Each entry below must be repeated exactly, with pictures left out.

Records contained in a dataset
begin

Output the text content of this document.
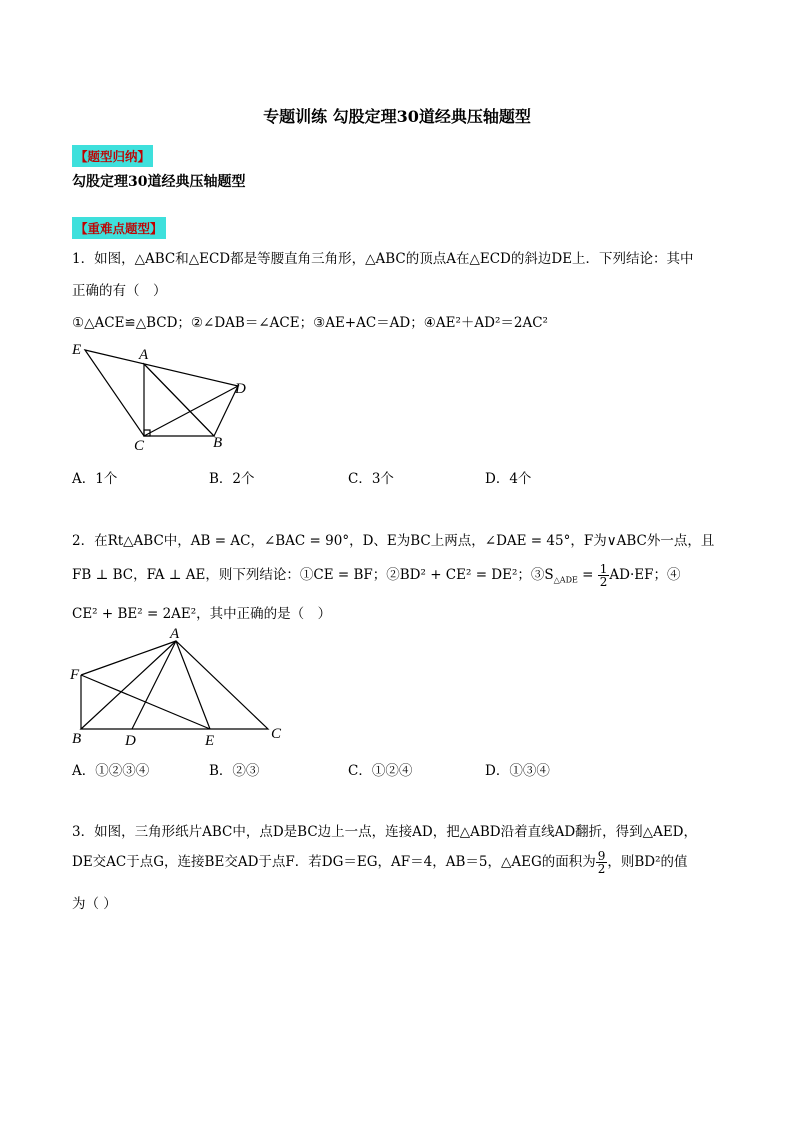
专题训练 勾股定理30道经典压轴题型
【题型归纳】
勾股定理30道经典压轴题型
【重难点题型】
1．如图，△ABC和△ECD都是等腰直角三角形，△ABC的顶点A在△ECD的斜边DE上．下列结论：其中
正确的有（　）
①△ACE≌△BCD；②∠DAB＝∠ACE；③AE+AC＝AD；④AE²＋AD²＝2AC²
E	A
D
C	B
A．1个	B．2个	C．3个	D．4个
2．在Rt△ABC中，AB = AC，∠BAC = 90°，D、E为BC上两点，∠DAE = 45°，F为∨ABC外一点，且
FB ⊥ BC，FA ⊥ AE，则下列结论：①CE = BF；②BD² + CE² = DE²；$③S_{\triangle ADE} = \frac{1}{2} AD\cdot EF$；④
CE² + BE² = 2AE²，其中正确的是（　）
A
F
B	D	E	C
A．①②③④	B．②③	C．①②④	D．①③④
3．如图，三角形纸片ABC中，点D是BC边上一点，连接AD，把△ABD沿着直线AD翻折，得到△AED，
DE交AC于点G，连接BE交AD于点F．若DG＝EG，AF＝4，AB＝5，△AEG的面积为 $\frac{9}{2}$ ，则BD²的值
为（ ）
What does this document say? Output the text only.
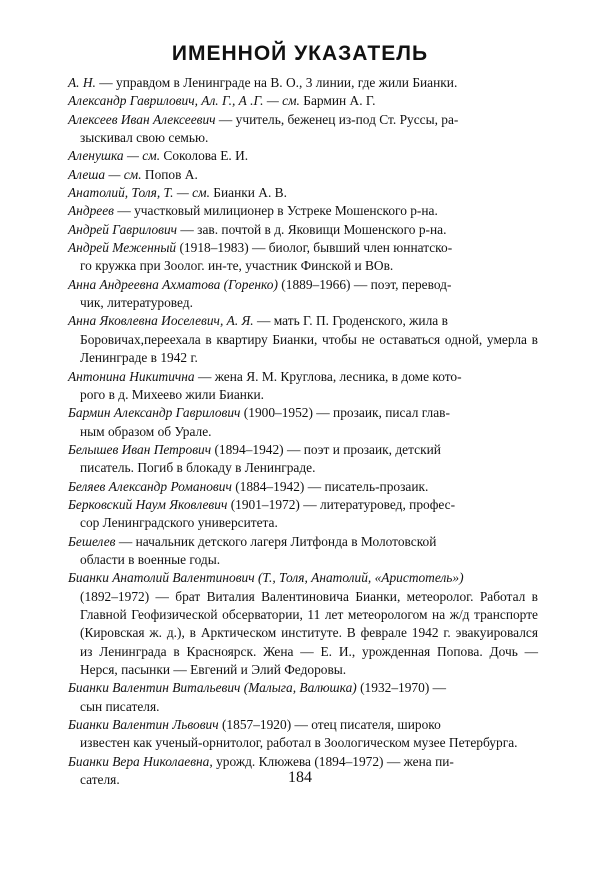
ИМЕННОЙ УКАЗАТЕЛЬ
А. Н. — управдом в Ленинграде на В. О., 3 линии, где жили Бианки.
Александр Гаврилович, Ал. Г., А .Г. — см. Бармин А. Г.
Алексеев Иван Алексеевич — учитель, беженец из-под Ст. Руссы, ра-
зыскивал свою семью.
Аленушка — см. Соколова Е. И.
Алеша — см. Попов А.
Анатолий, Толя, Т. — см. Бианки А. В.
Андреев — участковый милиционер в Устреке Мошенского р-на.
Андрей Гаврилович — зав. почтой в д. Яковищи Мошенского р-на.
Андрей Меженный (1918–1983) — биолог, бывший член юннатско-
го кружка при Зоолог. ин-те, участник Финской и ВОв.
Анна Андреевна Ахматова (Горенко) (1889–1966) — поэт, перевод-
чик, литературовед.
Анна Яковлевна Иоселевич, А. Я. — мать Г. П. Гроденского, жила в
Боровичах,переехала в квартиру Бианки, чтобы не оставаться одной, умерла в Ленинграде в 1942 г.
Антонина Никитична — жена Я. М. Круглова, лесника, в доме кото-
рого в д. Михеево жили Бианки.
Бармин Александр Гаврилович (1900–1952) — прозаик, писал глав-
ным образом об Урале.
Белышев Иван Петрович (1894–1942) — поэт и прозаик, детский
писатель. Погиб в блокаду в Ленинграде.
Беляев Александр Романович (1884–1942) — писатель-прозаик.
Берковский Наум Яковлевич (1901–1972) — литературовед, профес-
сор Ленинградского университета.
Бешелев — начальник детского лагеря Литфонда в Молотовской
области в военные годы.
Бианки Анатолий Валентинович (Т., Толя, Анатолий, «Аристотель»)
(1892–1972) — брат Виталия Валентиновича Бианки, метеоролог. Работал в Главной Геофизической обсерватории, 11 лет метеорологом на ж/д транспорте (Кировская ж. д.), в Арктическом институте. В феврале 1942 г. эвакуировался из Ленинграда в Красноярск. Жена — Е. И., урожденная Попова. Дочь — Нерся, пасынки — Евгений и Элий Федоровы.
Бианки Валентин Витальевич (Малыга, Валюшка) (1932–1970) —
сын писателя.
Бианки Валентин Львович (1857–1920) — отец писателя, широко
известен как ученый-орнитолог, работал в Зоологическом музее Петербурга.
Бианки Вера Николаевна, урожд. Клюжева (1894–1972) — жена пи-
сателя.	184
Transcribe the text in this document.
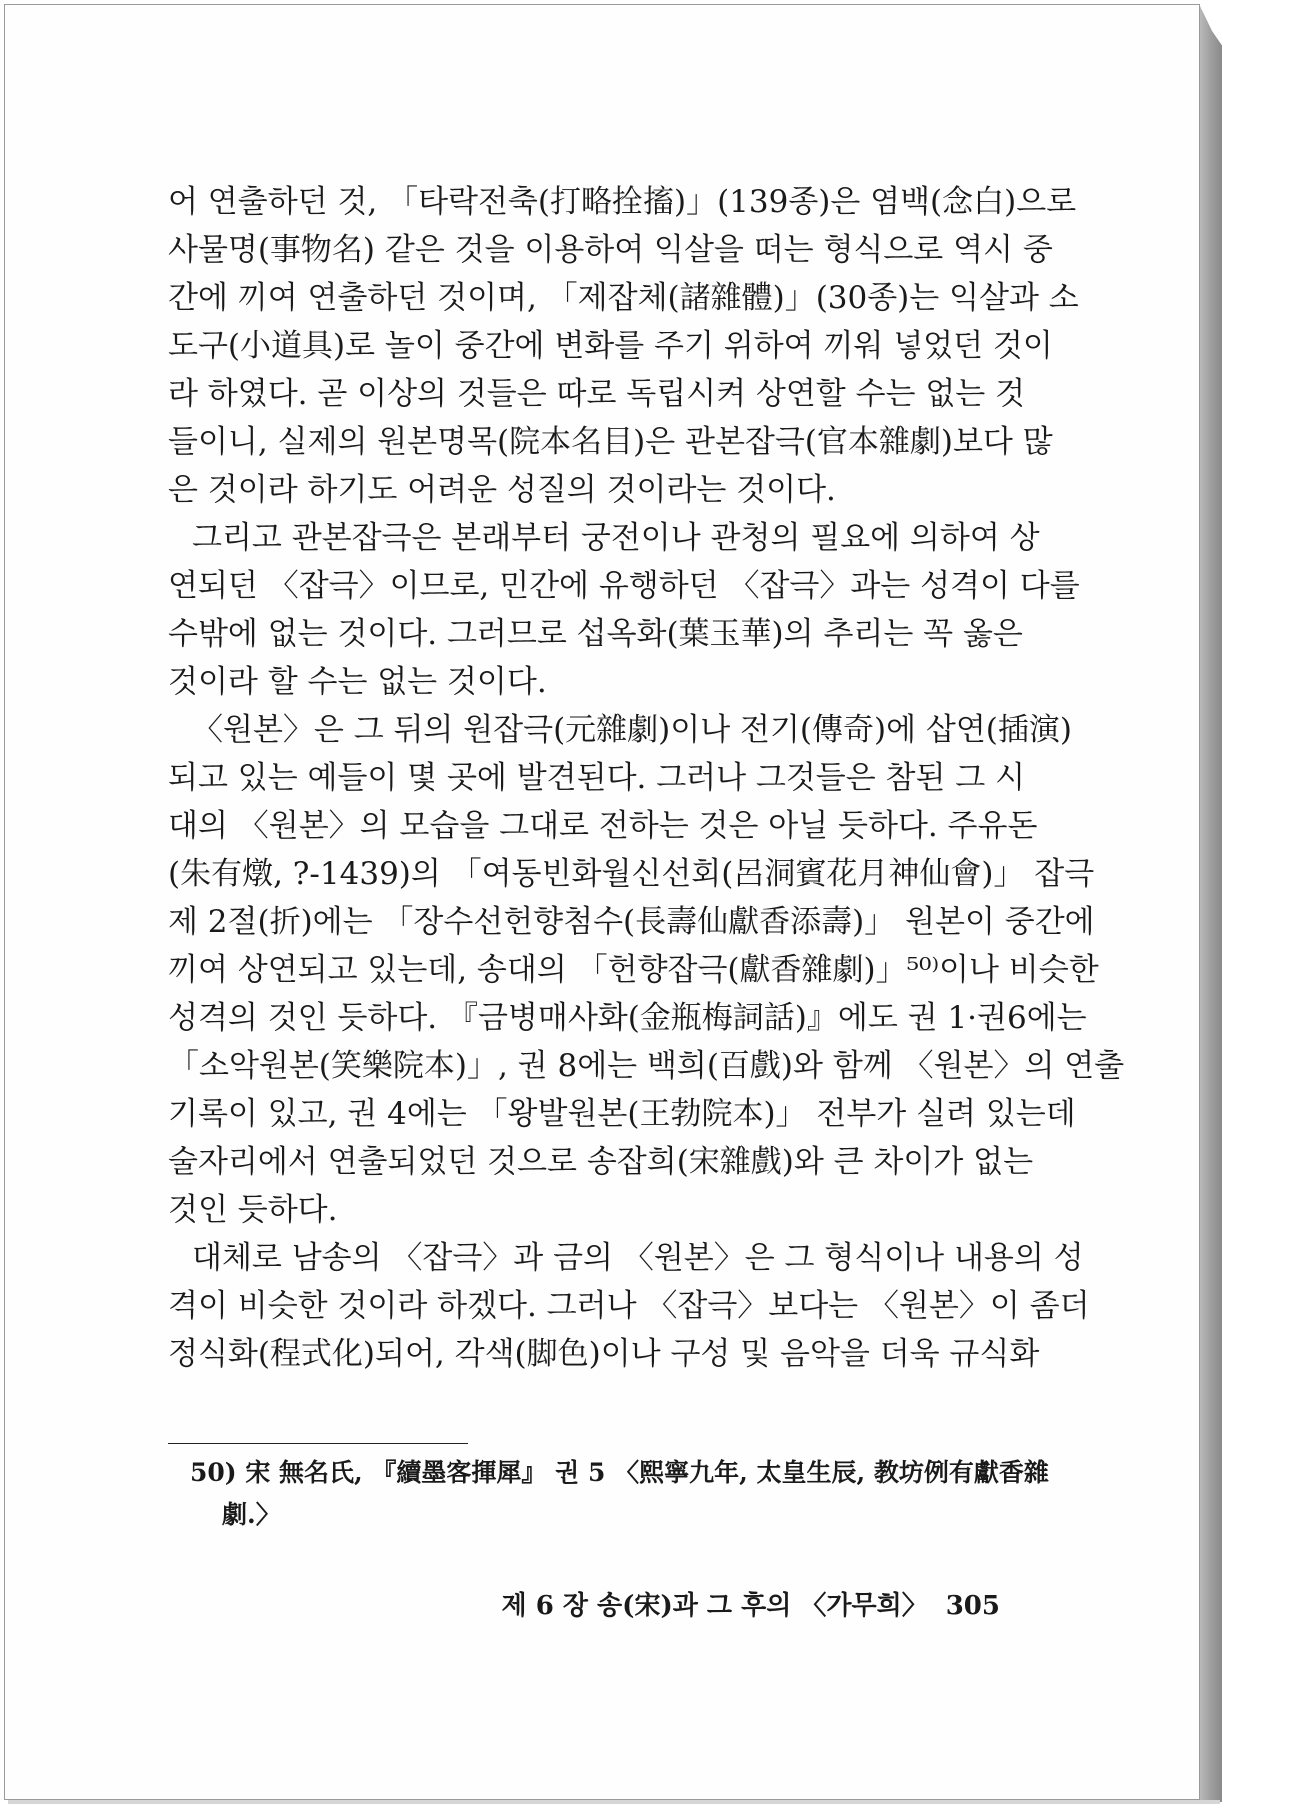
어 연출하던 것, 「타락전축(打略拴搐)」(139종)은 염백(念白)으로
사물명(事物名) 같은 것을 이용하여 익살을 떠는 형식으로 역시 중
간에 끼여 연출하던 것이며, 「제잡체(諸雜體)」(30종)는 익살과 소
도구(小道具)로 놀이 중간에 변화를 주기 위하여 끼워 넣었던 것이
라 하였다. 곧 이상의 것들은 따로 독립시켜 상연할 수는 없는 것
들이니, 실제의 원본명목(院本名目)은 관본잡극(官本雜劇)보다 많
은 것이라 하기도 어려운 성질의 것이라는 것이다.
그리고 관본잡극은 본래부터 궁전이나 관청의 필요에 의하여 상
연되던 〈잡극〉이므로, 민간에 유행하던 〈잡극〉과는 성격이 다를
수밖에 없는 것이다. 그러므로 섭옥화(葉玉華)의 추리는 꼭 옳은
것이라 할 수는 없는 것이다.
〈원본〉은 그 뒤의 원잡극(元雜劇)이나 전기(傳奇)에 삽연(插演)
되고 있는 예들이 몇 곳에 발견된다. 그러나 그것들은 참된 그 시
대의 〈원본〉의 모습을 그대로 전하는 것은 아닐 듯하다. 주유돈
(朱有燉, ?-1439)의 「여동빈화월신선회(呂洞賓花月神仙會)」 잡극
제 2절(折)에는 「장수선헌향첨수(長壽仙獻香添壽)」 원본이 중간에
끼여 상연되고 있는데, 송대의 「헌향잡극(獻香雜劇)」⁵⁰⁾이나 비슷한
성격의 것인 듯하다. 『금병매사화(金瓶梅詞話)』에도 권 1·권6에는
「소악원본(笑樂院本)」, 권 8에는 백희(百戲)와 함께 〈원본〉의 연출
기록이 있고, 권 4에는 「왕발원본(王勃院本)」 전부가 실려 있는데
술자리에서 연출되었던 것으로 송잡희(宋雜戲)와 큰 차이가 없는
것인 듯하다.
대체로 남송의 〈잡극〉과 금의 〈원본〉은 그 형식이나 내용의 성
격이 비슷한 것이라 하겠다. 그러나 〈잡극〉보다는 〈원본〉이 좀더
정식화(程式化)되어, 각색(脚色)이나 구성 및 음악을 더욱 규식화
50) 宋 無名氏, 『續墨客揮犀』 권 5 〈熙寧九年, 太皇生辰, 教坊例有獻香雜
劇.〉
제 6 장 송(宋)과 그 후의 〈가무희〉 305
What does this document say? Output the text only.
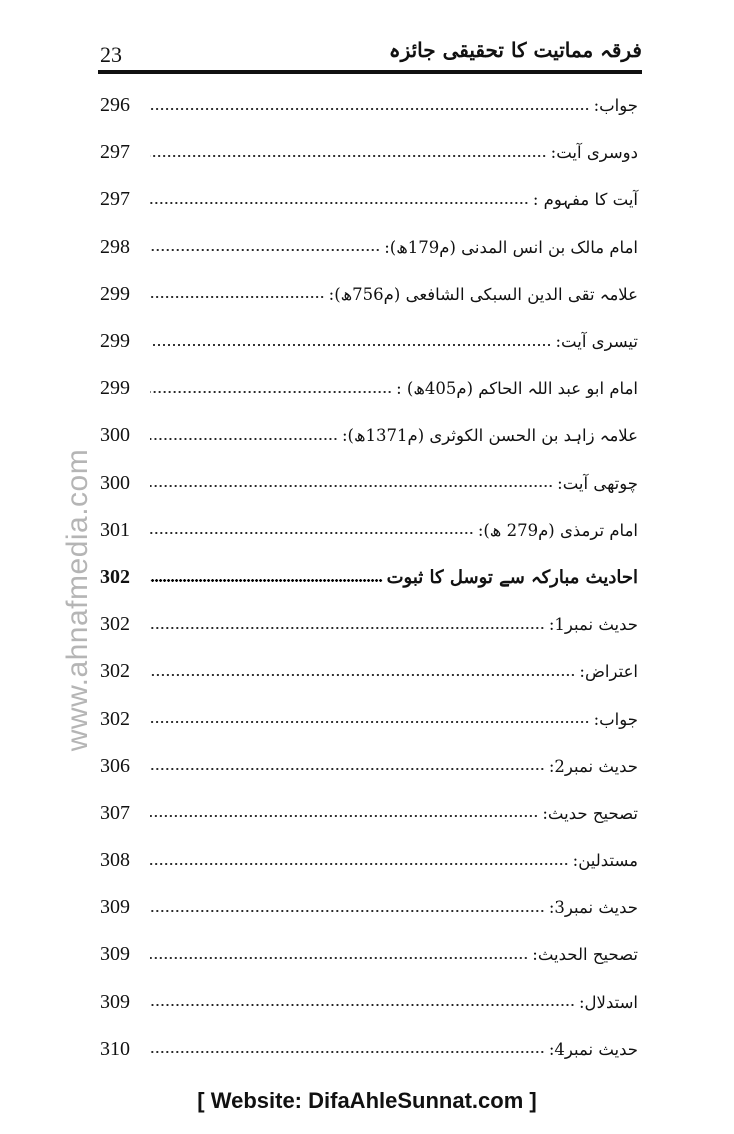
23	فرقہ مماتیت کا تحقیقی جائزہ
296	جواب:
297	دوسری آیت:
297	آیت کا مفہوم :
298	امام مالک بن انس المدنی (م179ھ):
299	علامہ تقی الدین السبکی الشافعی (م756ھ):
299	تیسری آیت:
299	امام ابو عبد اللہ الحاکم (م405ھ) :
300	علامہ زاہد بن الحسن الکوثری (م1371ھ):
300	چوتھی آیت:
301	امام ترمذی (م279 ھ):
302	احادیث مبارکہ سے توسل کا ثبوت
302	حدیث نمبر1:
302	اعتراض:
302	جواب:
306	حدیث نمبر2:
307	تصحیح حدیث:
308	مستدلین:
309	حدیث نمبر3:
309	تصحیح الحدیث:
309	استدلال:
310	حدیث نمبر4:
www.ahnafmedia.com
[ Website: DifaAhleSunnat.com ]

end

• THE REPLY:
Output the text content of this document.
专题训练 勾股定理30道经典压轴题型
【题型归纳】
勾股定理30道经典压轴题型
【重难点题型】
1．如图，△ABC和△ECD都是等腰直角三角形，△ABC的顶点A在△ECD的斜边DE上．下列结论：其中
正确的有（　）
①△ACE≌△BCD；②∠DAB＝∠ACE；③AE+AC＝AD；④AE²＋AD²＝2AC²
E	A
D
C	B
A．1个	B．2个	C．3个	D．4个
2．在Rt△ABC中，AB = AC，∠BAC = 90°，D、E为BC上两点，∠DAE = 45°，F为∨ABC外一点，且
FB ⊥ BC，FA ⊥ AE，则下列结论：①CE = BF；②BD² + CE² = DE²；$③S_{\triangle ADE} = \frac{1}{2} AD\cdot EF$；④
CE² + BE² = 2AE²，其中正确的是（　）
A
F
B	D	E	C
A．①②③④	B．②③	C．①②④	D．①③④
3．如图，三角形纸片ABC中，点D是BC边上一点，连接AD，把△ABD沿着直线AD翻折，得到△AED，
DE交AC于点G，连接BE交AD于点F．若DG＝EG，AF＝4，AB＝5，△AEG的面积为 $\frac{9}{2}$ ，则BD²的值
为（ ）
What does this document say? Output the text only.
ИМЕННОЙ УКАЗАТЕЛЬ
А. Н. — управдом в Ленинграде на В. О., 3 линии, где жили Бианки.
Александр Гаврилович, Ал. Г., А .Г. — см. Бармин А. Г.
Алексеев Иван Алексеевич — учитель, беженец из-под Ст. Руссы, ра-
зыскивал свою семью.
Аленушка — см. Соколова Е. И.
Алеша — см. Попов А.
Анатолий, Толя, Т. — см. Бианки А. В.
Андреев — участковый милиционер в Устреке Мошенского р-на.
Андрей Гаврилович — зав. почтой в д. Яковищи Мошенского р-на.
Андрей Меженный (1918–1983) — биолог, бывший член юннатско-
го кружка при Зоолог. ин-те, участник Финской и ВОв.
Анна Андреевна Ахматова (Горенко) (1889–1966) — поэт, перевод-
чик, литературовед.
Анна Яковлевна Иоселевич, А. Я. — мать Г. П. Гроденского, жила в
Боровичах,переехала в квартиру Бианки, чтобы не оставаться одной, умерла в Ленинграде в 1942 г.
Антонина Никитична — жена Я. М. Круглова, лесника, в доме кото-
рого в д. Михеево жили Бианки.
Бармин Александр Гаврилович (1900–1952) — прозаик, писал глав-
ным образом об Урале.
Белышев Иван Петрович (1894–1942) — поэт и прозаик, детский
писатель. Погиб в блокаду в Ленинграде.
Беляев Александр Романович (1884–1942) — писатель-прозаик.
Берковский Наум Яковлевич (1901–1972) — литературовед, профес-
сор Ленинградского университета.
Бешелев — начальник детского лагеря Литфонда в Молотовской
области в военные годы.
Бианки Анатолий Валентинович (Т., Толя, Анатолий, «Аристотель»)
(1892–1972) — брат Виталия Валентиновича Бианки, метеоролог. Работал в Главной Геофизической обсерватории, 11 лет метеорологом на ж/д транспорте (Кировская ж. д.), в Арктическом институте. В феврале 1942 г. эвакуировался из Ленинграда в Красноярск. Жена — Е. И., урожденная Попова. Дочь — Нерся, пасынки — Евгений и Элий Федоровы.
Бианки Валентин Витальевич (Малыга, Валюшка) (1932–1970) —
сын писателя.
Бианки Валентин Львович (1857–1920) — отец писателя, широко
известен как ученый-орнитолог, работал в Зоологическом музее Петербурга.
Бианки Вера Николаевна, урожд. Клюжева (1894–1972) — жена пи-
сателя.	184
Transcribe the text in this document.
어 연출하던 것, 「타락전축(打略拴搐)」(139종)은 염백(念白)으로
사물명(事物名) 같은 것을 이용하여 익살을 떠는 형식으로 역시 중
간에 끼여 연출하던 것이며, 「제잡체(諸雜體)」(30종)는 익살과 소
도구(小道具)로 놀이 중간에 변화를 주기 위하여 끼워 넣었던 것이
라 하였다. 곧 이상의 것들은 따로 독립시켜 상연할 수는 없는 것
들이니, 실제의 원본명목(院本名目)은 관본잡극(官本雜劇)보다 많
은 것이라 하기도 어려운 성질의 것이라는 것이다.
그리고 관본잡극은 본래부터 궁전이나 관청의 필요에 의하여 상
연되던 〈잡극〉이므로, 민간에 유행하던 〈잡극〉과는 성격이 다를
수밖에 없는 것이다. 그러므로 섭옥화(葉玉華)의 추리는 꼭 옳은
것이라 할 수는 없는 것이다.
〈원본〉은 그 뒤의 원잡극(元雜劇)이나 전기(傳奇)에 삽연(插演)
되고 있는 예들이 몇 곳에 발견된다. 그러나 그것들은 참된 그 시
대의 〈원본〉의 모습을 그대로 전하는 것은 아닐 듯하다. 주유돈
(朱有燉, ?-1439)의 「여동빈화월신선회(呂洞賓花月神仙會)」 잡극
제 2절(折)에는 「장수선헌향첨수(長壽仙獻香添壽)」 원본이 중간에
끼여 상연되고 있는데, 송대의 「헌향잡극(獻香雜劇)」⁵⁰⁾이나 비슷한
성격의 것인 듯하다. 『금병매사화(金瓶梅詞話)』에도 권 1·권6에는
「소악원본(笑樂院本)」, 권 8에는 백희(百戲)와 함께 〈원본〉의 연출
기록이 있고, 권 4에는 「왕발원본(王勃院本)」 전부가 실려 있는데
술자리에서 연출되었던 것으로 송잡희(宋雜戲)와 큰 차이가 없는
것인 듯하다.
대체로 남송의 〈잡극〉과 금의 〈원본〉은 그 형식이나 내용의 성
격이 비슷한 것이라 하겠다. 그러나 〈잡극〉보다는 〈원본〉이 좀더
정식화(程式化)되어, 각색(脚色)이나 구성 및 음악을 더욱 규식화
50) 宋 無名氏, 『續墨客揮犀』 권 5 〈熙寧九年, 太皇生辰, 教坊例有獻香雜
劇.〉
제 6 장 송(宋)과 그 후의 〈가무희〉 305
What does this document say? Output the text only.
23	فرقہ مماتیت کا تحقیقی جائزہ
296	جواب:
297	دوسری آیت:
297	آیت کا مفہوم :
298	امام مالک بن انس المدنی (م179ھ):
299	علامہ تقی الدین السبکی الشافعی (م756ھ):
299	تیسری آیت:
299	امام ابو عبد اللہ الحاکم (م405ھ) :
300	علامہ زاہد بن الحسن الکوثری (م1371ھ):
300	چوتھی آیت:
301	امام ترمذی (م279 ھ):
302	احادیث مبارکہ سے توسل کا ثبوت
302	حدیث نمبر1:
302	اعتراض:
302	جواب:
306	حدیث نمبر2:
307	تصحیح حدیث:
308	مستدلین:
309	حدیث نمبر3:
309	تصحیح الحدیث:
309	استدلال:
310	حدیث نمبر4:
www.ahnafmedia.com
[ Website: DifaAhleSunnat.com ]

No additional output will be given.